**Written problem:**
Every line below that holds the string "from" should be copied out.

**Stored entries:**
########################################

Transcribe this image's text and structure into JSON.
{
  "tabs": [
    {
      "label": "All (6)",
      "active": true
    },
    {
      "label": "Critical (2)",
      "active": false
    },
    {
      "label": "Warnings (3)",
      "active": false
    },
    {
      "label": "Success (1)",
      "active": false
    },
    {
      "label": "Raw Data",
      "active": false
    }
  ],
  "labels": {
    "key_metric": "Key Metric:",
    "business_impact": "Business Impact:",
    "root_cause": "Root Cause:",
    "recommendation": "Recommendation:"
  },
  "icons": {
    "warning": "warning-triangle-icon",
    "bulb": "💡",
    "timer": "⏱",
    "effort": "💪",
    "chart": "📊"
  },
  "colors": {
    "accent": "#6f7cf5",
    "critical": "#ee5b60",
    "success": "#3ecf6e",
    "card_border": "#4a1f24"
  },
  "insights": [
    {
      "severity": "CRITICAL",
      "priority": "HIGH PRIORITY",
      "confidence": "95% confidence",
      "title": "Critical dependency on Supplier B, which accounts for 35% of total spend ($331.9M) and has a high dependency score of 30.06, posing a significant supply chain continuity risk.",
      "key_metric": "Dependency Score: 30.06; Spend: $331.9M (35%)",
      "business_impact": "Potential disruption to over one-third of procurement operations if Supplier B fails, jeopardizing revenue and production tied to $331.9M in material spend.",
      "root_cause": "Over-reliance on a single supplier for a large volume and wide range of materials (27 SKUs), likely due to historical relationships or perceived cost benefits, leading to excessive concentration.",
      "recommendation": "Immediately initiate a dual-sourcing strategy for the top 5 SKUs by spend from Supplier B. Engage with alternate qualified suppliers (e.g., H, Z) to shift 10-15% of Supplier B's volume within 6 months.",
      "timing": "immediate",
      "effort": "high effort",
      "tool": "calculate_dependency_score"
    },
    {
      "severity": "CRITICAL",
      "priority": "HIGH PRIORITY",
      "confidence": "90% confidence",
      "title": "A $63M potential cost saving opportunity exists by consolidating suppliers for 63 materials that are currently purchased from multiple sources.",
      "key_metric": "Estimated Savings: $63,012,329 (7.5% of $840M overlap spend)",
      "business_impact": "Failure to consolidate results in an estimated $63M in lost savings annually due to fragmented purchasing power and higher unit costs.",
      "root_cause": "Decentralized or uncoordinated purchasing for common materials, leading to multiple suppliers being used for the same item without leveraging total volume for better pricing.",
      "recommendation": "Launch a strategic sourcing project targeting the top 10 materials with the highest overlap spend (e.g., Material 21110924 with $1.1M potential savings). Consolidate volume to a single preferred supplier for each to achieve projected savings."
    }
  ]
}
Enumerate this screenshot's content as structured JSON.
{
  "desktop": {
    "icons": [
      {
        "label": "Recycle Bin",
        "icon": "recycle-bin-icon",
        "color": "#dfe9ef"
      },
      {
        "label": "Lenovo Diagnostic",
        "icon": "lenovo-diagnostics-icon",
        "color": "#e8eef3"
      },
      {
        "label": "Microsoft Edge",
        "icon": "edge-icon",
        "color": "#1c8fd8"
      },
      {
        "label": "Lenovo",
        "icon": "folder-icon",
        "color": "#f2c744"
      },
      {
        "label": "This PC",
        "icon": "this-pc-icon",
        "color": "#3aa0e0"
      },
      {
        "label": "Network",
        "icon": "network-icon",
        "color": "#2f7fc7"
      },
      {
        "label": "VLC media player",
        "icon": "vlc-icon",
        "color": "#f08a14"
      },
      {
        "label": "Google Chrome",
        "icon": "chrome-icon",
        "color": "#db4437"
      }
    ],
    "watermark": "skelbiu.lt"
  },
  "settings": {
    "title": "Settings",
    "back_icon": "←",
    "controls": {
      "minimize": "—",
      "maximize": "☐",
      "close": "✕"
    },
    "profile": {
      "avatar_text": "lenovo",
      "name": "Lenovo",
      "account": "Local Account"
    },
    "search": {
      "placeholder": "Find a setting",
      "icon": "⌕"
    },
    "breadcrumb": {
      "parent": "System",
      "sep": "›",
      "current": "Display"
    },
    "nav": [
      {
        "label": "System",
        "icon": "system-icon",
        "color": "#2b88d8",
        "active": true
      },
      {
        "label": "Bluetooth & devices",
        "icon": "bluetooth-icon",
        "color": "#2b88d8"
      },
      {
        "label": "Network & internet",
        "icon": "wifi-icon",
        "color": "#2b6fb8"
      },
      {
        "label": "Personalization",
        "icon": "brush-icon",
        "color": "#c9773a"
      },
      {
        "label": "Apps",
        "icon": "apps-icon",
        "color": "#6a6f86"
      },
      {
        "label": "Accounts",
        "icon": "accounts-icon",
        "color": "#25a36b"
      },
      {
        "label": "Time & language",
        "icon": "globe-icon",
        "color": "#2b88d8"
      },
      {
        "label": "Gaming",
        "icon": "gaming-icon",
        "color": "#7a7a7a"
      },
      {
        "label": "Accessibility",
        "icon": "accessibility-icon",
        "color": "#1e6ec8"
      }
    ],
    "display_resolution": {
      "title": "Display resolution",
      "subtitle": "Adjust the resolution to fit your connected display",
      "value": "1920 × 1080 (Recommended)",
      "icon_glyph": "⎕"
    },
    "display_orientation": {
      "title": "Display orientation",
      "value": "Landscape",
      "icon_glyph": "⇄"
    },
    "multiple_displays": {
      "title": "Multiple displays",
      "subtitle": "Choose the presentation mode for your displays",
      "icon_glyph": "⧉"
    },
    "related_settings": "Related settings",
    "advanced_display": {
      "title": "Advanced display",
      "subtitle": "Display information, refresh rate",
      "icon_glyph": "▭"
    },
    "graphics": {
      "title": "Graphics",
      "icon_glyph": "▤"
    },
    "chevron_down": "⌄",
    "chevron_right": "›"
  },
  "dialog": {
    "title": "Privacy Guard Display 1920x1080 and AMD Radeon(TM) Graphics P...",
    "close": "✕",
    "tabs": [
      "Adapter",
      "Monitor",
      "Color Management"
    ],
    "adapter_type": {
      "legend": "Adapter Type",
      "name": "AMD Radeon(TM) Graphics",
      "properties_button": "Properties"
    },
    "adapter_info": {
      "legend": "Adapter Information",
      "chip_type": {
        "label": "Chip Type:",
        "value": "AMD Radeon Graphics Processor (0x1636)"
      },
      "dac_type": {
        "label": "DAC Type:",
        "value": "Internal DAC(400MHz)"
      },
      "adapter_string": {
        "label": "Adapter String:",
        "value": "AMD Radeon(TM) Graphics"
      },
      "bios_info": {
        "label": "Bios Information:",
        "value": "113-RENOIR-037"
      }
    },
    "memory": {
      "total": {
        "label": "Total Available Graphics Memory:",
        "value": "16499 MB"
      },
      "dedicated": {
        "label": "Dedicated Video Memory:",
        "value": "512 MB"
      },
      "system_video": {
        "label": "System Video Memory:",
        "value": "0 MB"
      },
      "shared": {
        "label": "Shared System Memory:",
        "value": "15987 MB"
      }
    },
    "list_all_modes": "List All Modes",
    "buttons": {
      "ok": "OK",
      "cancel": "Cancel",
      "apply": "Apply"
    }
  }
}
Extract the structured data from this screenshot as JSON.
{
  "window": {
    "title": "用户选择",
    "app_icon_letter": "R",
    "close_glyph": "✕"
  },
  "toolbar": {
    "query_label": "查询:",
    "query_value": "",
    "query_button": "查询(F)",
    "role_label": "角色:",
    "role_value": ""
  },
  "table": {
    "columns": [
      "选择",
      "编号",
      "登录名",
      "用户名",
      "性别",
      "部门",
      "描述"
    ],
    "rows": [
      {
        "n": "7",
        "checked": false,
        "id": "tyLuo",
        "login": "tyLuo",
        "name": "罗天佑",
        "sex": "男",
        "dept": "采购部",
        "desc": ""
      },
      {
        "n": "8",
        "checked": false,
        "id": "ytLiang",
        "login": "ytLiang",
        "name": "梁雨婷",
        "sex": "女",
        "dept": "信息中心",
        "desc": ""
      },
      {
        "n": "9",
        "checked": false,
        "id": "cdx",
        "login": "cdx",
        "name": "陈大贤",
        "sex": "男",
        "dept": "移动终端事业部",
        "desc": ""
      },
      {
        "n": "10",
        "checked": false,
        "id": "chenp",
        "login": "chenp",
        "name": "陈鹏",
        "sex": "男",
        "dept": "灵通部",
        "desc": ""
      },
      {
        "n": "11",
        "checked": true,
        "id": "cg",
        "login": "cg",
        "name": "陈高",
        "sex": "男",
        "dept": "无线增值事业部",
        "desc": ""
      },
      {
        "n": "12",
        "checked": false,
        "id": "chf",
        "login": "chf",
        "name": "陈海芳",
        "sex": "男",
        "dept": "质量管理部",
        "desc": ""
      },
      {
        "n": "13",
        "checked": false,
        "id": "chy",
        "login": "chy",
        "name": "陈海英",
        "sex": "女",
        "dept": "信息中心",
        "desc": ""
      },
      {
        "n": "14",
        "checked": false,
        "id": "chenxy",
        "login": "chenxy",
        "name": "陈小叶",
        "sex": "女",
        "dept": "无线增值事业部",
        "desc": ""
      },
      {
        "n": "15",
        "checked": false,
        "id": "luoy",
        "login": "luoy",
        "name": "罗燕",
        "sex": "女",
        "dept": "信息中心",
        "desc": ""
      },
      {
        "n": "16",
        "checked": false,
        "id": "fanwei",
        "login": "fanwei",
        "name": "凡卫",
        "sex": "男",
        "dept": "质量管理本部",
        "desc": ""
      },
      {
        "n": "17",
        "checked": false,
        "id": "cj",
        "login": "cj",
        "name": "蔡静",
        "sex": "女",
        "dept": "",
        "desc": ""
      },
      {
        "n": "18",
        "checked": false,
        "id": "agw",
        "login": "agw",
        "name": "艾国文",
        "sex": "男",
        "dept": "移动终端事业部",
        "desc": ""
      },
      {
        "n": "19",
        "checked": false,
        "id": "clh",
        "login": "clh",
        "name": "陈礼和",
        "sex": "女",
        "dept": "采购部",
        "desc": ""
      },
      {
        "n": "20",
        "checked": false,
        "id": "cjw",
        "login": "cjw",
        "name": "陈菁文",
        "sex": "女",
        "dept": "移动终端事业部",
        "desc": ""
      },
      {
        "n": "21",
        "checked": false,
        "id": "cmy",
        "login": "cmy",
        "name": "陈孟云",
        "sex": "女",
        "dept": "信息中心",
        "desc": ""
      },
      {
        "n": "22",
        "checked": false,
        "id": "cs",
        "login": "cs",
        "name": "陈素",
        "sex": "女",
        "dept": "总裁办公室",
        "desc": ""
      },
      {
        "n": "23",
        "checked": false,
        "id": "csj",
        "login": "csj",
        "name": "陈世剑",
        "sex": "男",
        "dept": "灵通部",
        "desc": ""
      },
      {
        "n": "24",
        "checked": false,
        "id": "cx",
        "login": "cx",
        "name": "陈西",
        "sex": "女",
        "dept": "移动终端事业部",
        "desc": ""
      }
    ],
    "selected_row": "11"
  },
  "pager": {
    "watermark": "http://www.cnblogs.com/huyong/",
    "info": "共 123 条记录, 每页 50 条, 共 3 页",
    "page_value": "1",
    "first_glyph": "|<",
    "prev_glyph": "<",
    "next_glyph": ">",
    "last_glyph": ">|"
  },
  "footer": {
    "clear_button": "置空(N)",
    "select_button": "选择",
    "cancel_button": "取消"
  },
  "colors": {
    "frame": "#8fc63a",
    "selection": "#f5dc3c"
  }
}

########################################

**Answer to the task:**
      "recommendation": "Immediately initiate a dual-sourcing strategy for the top 5 SKUs by spend from Supplier B. Engage with alternate qualified suppliers (e.g., H, Z) to shift 10-15% of Supplier B's volume within 6 months.",
      "title": "A $63M potential cost saving opportunity exists by consolidating suppliers for 63 materials that are currently purchased from multiple sources.",
Extract the structured data from this screenshot as JSON.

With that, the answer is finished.